-- Document passage follows --

In summary, hybrid immunity appears to be of greater magnitude, durability, and breadth against SARS-CoV-2. Our data indicate that hybrid neutralizing antibody responses generated in vaccinated convalescent individuals are both durable and effective against a subsequently emergent Omicron variant. Updated vaccine designs, considering recent Omicron variants, should be considered for administration to convalescent individuals to increase the seroprevalence of hybrid immunity and to potentially reduce costs, undesired serological profiles, and the incidence of vaccine adverse events [15,34,35,36]. Immune imprinting, whereby the activation of memory B cells generated following primary vaccination may result in antibody responses directed largely toward the ancestral strain following vaccine boosting, could be a hurdle to effective vaccination against new Omicron variants [33,37,38]. However, a recent large cohort study showed that previous infection and vaccination established solid hybrid immunity against immune escape Omicron variants [23], while multiple exposures to Omicron variants appeared to overcome immune imprinting to ancestral SARS-CoV-2 [33]. Clearly, more work is necessary to inform vaccine approaches against novel variants that effectively address immune imprinting, including through the generation of hybrid immune responses.

-- Document passage concluded --

**Assigned task 1:**
Answer these from the hybrid immunity passage:
(a) In what three respects does hybrid immunity appear greater against SARS-CoV-2?
(b) Which subsequently emergent variant are hybrid neutralizing antibody responses described as effective against?
(c) What did multiple exposures to Omicron variants appear to overcome?
**Assigned task 2:** Carry on the hybrid immunity passage past its final sentence.
The data that follows is separate from the hybrid immunity passage.

-- Input data follows --

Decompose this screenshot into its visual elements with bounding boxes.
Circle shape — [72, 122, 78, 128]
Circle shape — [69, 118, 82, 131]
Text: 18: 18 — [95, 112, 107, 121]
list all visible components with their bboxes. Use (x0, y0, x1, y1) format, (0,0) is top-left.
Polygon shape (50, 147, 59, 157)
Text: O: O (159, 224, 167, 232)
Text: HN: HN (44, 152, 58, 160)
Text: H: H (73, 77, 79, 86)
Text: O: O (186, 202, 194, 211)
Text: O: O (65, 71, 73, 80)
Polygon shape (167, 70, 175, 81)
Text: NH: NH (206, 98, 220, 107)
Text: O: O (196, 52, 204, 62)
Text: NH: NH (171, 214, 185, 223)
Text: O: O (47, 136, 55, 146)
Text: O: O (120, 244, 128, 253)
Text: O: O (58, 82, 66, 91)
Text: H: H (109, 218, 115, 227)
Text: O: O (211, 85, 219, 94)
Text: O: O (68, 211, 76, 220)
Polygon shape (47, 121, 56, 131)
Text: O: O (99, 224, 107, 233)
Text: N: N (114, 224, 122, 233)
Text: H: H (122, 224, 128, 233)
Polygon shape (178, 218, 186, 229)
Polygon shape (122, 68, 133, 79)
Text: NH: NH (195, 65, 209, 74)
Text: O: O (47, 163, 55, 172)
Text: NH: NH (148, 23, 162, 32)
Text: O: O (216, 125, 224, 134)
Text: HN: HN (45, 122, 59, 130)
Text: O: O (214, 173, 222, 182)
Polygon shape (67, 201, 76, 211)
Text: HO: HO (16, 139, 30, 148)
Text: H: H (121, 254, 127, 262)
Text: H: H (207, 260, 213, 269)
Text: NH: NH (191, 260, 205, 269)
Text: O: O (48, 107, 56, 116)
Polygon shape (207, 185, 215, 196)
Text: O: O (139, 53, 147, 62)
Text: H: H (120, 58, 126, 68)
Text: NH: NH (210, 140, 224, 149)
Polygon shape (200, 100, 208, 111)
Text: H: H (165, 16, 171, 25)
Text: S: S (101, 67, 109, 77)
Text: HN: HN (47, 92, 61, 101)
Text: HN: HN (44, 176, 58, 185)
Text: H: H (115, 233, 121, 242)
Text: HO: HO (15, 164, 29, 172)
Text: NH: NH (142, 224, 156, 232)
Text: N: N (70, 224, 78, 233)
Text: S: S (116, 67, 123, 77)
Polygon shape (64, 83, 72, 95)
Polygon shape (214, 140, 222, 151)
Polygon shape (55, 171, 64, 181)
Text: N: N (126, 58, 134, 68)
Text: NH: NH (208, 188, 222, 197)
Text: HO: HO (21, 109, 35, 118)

-- Input data concluded --

**Written reply 1:**
(a) Magnitude, durability, and breadth.
(b) The Omicron variant.
(c) Immune imprinting to ancestral SARS-CoV-2.

**Written reply 2:**
Author Contributions

Conceptualization, J.S. and A.J.R.; methodology, J.S.; statistical analysis, J.S.; investigation, J.S. and A.J.R.; resources, A.J.T. and M.E.H.; writing—original draft preparation, J.S.; writing—review and editing, A.J.R. and M.E.H.; funding acquisition, A.J.R. and M.E.H. All authors have read and agreed to the published version of the manuscript.

Funding

This research was supported by the LSUHSC School of Medicine Research Enhancement Program (grant number 5492350001 to M.E.H. and A.J.R.).

Institutional Review Board Statement

This study was conducted according to the guidelines of the Declaration of Helsinki and was approved by the Institutional Review Board of the Louisiana State University Health Sciences Center in New Orleans (protocol number 641, originally approved 29 April 2020, renewal approved 19 May 2023).

Informed Consent Statement

Informed consent was obtained from all subjects involved in this study.

Data Availability Statement

Raw data will be available upon suitable request to the corresponding author.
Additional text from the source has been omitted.